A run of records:
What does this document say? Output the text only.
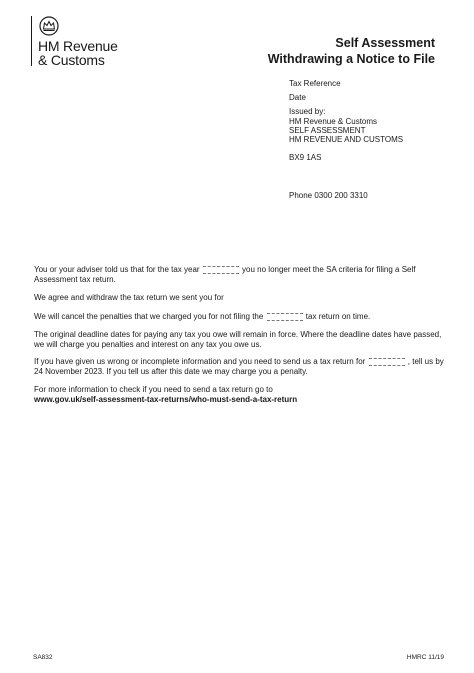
HM Revenue
& Customs
Self Assessment
Withdrawing a Notice to File
Tax Reference
Date
Issued by:
HM Revenue & Customs
SELF ASSESSMENT
HM REVENUE AND CUSTOMS
BX9 1AS
Phone 0300 200 3310
You or your adviser told us that for the tax year	you no longer meet the SA criteria for filing a Self Assessment tax return.
We agree and withdraw the tax return we sent you for
We will cancel the penalties that we charged you for not filing the	tax return on time.
The original deadline dates for paying any tax you owe will remain in force. Where the deadline dates have passed, we will charge you penalties and interest on any tax you owe us.
If you have given us wrong or incomplete information and you need to send us a tax return for	, tell us by 24 November 2023. If you tell us after this date we may charge you a penalty.
For more information to check if you need to send a tax return go to
www.gov.uk/self-assessment-tax-returns/who-must-send-a-tax-return
SA832	HMRC 11/19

# What is being asked
Take the listing and print it again exactly, but without any pictures.

# Expected output
What does this document say? Output the text only.
HM Revenue
& Customs
Self Assessment
Withdrawing a Notice to File
Tax Reference
Date
Issued by:
HM Revenue & Customs
SELF ASSESSMENT
HM REVENUE AND CUSTOMS
BX9 1AS
Phone 0300 200 3310
You or your adviser told us that for the tax year	you no longer meet the SA criteria for filing a Self Assessment tax return.
We agree and withdraw the tax return we sent you for
We will cancel the penalties that we charged you for not filing the	tax return on time.
The original deadline dates for paying any tax you owe will remain in force. Where the deadline dates have passed, we will charge you penalties and interest on any tax you owe us.
If you have given us wrong or incomplete information and you need to send us a tax return for	, tell us by 24 November 2023. If you tell us after this date we may charge you a penalty.
For more information to check if you need to send a tax return go to
www.gov.uk/self-assessment-tax-returns/who-must-send-a-tax-return
SA832	HMRC 11/19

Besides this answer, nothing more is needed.